-- Begin Task input --

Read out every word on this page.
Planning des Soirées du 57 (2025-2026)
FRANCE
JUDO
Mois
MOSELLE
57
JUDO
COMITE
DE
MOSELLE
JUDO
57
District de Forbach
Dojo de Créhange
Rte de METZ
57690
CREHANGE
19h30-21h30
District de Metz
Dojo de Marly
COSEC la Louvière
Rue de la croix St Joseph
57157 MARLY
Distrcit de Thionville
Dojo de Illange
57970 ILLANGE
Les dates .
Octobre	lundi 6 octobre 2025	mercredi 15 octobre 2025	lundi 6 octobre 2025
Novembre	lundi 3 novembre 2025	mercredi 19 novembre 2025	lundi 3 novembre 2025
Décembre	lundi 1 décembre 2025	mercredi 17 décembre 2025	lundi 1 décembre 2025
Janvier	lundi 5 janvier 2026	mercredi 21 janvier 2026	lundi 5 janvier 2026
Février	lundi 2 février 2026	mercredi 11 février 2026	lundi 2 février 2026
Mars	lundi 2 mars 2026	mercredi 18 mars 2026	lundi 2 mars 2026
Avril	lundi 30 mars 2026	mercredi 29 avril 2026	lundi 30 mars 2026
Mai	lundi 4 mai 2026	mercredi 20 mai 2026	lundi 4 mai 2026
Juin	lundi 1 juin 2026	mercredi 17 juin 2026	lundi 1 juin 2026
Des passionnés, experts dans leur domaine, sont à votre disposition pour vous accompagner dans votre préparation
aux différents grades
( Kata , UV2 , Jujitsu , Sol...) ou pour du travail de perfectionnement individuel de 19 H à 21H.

-- End Task input --

• **What to produce**: Repeat each record exactly, leaving nothing out.

• **Exercise output**:
Read out every word on this page.
Planning des Soirées du 57 (2025-2026)
FRANCE
JUDO
Mois
MOSELLE
57
JUDO
COMITE
DE
MOSELLE
JUDO
57
District de Forbach
Dojo de Créhange
Rte de METZ
57690
CREHANGE
19h30-21h30
District de Metz
Dojo de Marly
COSEC la Louvière
Rue de la croix St Joseph
57157 MARLY
Distrcit de Thionville
Dojo de Illange
57970 ILLANGE
Les dates .
Octobre	lundi 6 octobre 2025	mercredi 15 octobre 2025	lundi 6 octobre 2025
Novembre	lundi 3 novembre 2025	mercredi 19 novembre 2025	lundi 3 novembre 2025
Décembre	lundi 1 décembre 2025	mercredi 17 décembre 2025	lundi 1 décembre 2025
Janvier	lundi 5 janvier 2026	mercredi 21 janvier 2026	lundi 5 janvier 2026
Février	lundi 2 février 2026	mercredi 11 février 2026	lundi 2 février 2026
Mars	lundi 2 mars 2026	mercredi 18 mars 2026	lundi 2 mars 2026
Avril	lundi 30 mars 2026	mercredi 29 avril 2026	lundi 30 mars 2026
Mai	lundi 4 mai 2026	mercredi 20 mai 2026	lundi 4 mai 2026
Juin	lundi 1 juin 2026	mercredi 17 juin 2026	lundi 1 juin 2026
Des passionnés, experts dans leur domaine, sont à votre disposition pour vous accompagner dans votre préparation
aux différents grades
( Kata , UV2 , Jujitsu , Sol...) ou pour du travail de perfectionnement individuel de 19 H à 21H.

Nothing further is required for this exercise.